[Data excerpts]
════════

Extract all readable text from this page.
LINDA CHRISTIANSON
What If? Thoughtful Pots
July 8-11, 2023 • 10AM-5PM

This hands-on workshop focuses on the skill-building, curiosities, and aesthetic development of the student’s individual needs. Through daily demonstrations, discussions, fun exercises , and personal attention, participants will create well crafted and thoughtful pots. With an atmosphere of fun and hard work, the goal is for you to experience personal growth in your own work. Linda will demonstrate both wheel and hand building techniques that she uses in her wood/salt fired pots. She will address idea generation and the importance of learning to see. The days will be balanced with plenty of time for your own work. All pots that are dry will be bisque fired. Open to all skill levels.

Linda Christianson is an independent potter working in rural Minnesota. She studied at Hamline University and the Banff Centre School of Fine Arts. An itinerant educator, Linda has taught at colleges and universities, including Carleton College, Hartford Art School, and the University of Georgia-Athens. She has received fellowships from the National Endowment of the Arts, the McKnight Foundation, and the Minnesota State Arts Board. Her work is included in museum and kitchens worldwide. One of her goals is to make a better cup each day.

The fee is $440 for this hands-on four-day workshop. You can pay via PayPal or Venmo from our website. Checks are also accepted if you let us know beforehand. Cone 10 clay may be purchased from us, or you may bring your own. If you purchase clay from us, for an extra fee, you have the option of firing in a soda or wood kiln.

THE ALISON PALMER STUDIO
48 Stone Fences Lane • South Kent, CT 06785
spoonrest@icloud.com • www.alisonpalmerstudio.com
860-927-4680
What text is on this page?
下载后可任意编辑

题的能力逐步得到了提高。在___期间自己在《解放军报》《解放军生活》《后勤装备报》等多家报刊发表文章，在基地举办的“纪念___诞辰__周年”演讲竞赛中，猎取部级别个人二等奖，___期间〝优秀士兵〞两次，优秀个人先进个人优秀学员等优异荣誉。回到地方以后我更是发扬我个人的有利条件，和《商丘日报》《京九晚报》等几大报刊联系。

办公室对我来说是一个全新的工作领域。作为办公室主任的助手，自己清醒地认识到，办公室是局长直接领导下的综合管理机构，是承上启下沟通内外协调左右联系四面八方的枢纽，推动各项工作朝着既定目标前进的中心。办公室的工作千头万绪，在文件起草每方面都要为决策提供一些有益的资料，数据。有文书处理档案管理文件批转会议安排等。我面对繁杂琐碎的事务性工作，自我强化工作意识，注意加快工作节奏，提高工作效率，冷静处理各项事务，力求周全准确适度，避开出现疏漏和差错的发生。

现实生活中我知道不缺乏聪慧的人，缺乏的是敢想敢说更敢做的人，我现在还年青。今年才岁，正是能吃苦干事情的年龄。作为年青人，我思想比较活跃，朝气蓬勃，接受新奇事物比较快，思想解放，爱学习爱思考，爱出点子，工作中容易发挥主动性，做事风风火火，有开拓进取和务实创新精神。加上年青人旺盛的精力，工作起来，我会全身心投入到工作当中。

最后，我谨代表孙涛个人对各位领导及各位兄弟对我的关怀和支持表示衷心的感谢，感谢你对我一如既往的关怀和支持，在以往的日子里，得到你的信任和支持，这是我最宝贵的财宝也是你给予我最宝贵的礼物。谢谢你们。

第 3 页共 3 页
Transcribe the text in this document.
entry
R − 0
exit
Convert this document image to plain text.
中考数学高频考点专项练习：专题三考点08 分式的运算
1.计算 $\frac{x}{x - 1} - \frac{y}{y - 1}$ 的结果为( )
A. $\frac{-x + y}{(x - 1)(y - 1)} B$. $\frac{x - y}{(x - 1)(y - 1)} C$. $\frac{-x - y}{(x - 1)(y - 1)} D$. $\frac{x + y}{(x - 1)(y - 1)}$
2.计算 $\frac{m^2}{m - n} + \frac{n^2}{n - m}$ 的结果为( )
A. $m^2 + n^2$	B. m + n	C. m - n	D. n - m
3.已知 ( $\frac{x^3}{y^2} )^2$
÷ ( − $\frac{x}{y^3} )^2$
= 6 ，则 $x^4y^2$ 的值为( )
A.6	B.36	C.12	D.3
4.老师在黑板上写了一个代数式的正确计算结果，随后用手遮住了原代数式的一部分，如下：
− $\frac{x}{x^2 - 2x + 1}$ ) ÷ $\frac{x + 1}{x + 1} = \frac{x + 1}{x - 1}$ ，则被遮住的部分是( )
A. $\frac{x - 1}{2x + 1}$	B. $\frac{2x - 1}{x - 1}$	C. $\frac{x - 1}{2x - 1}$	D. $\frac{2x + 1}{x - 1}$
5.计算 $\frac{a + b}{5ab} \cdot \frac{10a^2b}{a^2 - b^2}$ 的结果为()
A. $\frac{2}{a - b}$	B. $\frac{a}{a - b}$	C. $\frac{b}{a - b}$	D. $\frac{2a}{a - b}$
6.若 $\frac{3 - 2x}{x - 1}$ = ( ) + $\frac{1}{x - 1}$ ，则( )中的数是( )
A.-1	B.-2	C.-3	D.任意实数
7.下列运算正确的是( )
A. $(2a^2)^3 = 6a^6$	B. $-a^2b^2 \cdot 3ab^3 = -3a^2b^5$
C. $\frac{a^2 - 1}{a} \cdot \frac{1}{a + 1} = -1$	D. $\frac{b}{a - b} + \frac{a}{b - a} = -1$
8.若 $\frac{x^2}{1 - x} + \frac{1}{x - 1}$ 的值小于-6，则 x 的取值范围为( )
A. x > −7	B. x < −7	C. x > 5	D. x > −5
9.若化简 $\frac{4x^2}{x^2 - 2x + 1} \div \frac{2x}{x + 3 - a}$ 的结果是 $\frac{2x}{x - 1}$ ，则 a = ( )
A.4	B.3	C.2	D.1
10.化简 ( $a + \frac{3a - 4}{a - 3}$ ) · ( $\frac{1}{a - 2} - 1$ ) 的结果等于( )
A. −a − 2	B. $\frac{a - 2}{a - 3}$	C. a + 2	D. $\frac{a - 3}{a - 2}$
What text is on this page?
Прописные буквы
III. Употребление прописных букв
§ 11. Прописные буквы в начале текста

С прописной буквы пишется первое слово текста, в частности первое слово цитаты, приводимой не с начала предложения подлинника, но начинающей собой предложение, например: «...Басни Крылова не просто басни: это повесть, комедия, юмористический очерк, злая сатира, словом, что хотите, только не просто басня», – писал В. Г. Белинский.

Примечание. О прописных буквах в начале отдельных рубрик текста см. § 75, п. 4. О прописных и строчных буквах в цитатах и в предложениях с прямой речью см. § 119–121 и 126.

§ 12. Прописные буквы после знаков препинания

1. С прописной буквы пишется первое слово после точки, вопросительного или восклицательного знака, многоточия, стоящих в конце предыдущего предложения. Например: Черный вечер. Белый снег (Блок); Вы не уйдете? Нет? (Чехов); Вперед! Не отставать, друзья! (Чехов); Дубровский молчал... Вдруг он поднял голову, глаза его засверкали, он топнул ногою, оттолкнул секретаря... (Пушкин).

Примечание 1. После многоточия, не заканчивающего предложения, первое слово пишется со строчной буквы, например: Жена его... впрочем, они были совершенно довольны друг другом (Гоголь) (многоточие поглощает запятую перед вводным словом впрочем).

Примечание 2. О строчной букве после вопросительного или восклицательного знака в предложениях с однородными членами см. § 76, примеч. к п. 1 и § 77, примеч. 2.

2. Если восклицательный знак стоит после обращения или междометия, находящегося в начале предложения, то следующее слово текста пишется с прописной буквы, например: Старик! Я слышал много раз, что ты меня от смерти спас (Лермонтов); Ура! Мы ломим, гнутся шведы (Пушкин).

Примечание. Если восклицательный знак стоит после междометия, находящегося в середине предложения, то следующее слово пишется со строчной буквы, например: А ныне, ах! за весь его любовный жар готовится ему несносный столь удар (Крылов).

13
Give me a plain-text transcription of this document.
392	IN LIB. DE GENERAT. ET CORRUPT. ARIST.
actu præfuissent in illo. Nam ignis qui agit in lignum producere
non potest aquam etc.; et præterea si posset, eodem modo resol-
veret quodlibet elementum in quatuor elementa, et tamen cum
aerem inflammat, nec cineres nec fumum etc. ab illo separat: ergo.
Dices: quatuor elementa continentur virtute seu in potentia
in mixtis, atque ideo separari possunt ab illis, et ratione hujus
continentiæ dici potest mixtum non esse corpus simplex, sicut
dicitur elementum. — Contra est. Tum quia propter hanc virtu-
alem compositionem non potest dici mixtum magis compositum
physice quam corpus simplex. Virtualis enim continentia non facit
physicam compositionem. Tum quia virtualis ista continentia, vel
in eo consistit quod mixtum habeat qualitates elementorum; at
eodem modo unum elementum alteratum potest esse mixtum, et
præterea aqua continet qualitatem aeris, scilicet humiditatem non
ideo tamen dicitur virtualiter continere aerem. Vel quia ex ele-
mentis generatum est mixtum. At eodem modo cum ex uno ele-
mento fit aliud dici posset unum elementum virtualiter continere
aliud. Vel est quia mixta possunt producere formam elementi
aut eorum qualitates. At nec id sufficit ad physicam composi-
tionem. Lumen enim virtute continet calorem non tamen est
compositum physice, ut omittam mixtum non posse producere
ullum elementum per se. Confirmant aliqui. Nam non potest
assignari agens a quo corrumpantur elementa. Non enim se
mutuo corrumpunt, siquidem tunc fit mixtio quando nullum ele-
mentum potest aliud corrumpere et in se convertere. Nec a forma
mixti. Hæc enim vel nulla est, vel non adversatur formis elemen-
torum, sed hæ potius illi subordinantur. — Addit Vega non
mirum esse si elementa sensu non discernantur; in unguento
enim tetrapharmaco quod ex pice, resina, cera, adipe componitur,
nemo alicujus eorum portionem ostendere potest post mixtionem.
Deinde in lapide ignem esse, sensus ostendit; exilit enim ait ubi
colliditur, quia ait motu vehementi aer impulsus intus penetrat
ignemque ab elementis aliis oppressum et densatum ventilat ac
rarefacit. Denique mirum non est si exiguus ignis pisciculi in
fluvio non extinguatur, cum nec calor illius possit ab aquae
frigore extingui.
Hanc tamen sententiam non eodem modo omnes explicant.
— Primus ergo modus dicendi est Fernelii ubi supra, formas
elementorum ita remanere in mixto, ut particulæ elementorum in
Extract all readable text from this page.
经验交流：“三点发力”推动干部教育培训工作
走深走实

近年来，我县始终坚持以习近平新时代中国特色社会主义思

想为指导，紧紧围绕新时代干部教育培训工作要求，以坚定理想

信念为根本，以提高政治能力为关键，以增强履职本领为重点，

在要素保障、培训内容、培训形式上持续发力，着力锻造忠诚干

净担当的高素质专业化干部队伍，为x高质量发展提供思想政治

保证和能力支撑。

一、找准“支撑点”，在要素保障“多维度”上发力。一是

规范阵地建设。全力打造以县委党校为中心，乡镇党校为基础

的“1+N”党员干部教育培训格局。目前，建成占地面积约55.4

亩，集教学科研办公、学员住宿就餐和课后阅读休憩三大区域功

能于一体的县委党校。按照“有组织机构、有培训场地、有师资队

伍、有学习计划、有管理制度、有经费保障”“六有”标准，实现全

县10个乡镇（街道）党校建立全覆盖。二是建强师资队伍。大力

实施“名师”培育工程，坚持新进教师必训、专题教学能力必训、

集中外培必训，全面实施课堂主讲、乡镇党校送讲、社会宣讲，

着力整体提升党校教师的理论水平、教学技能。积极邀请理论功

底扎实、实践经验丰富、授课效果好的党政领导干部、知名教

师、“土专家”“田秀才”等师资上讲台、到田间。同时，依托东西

════════

Written task =>
Give the count of lines holding the word "producere", with no other words.

Exercise solution =>
3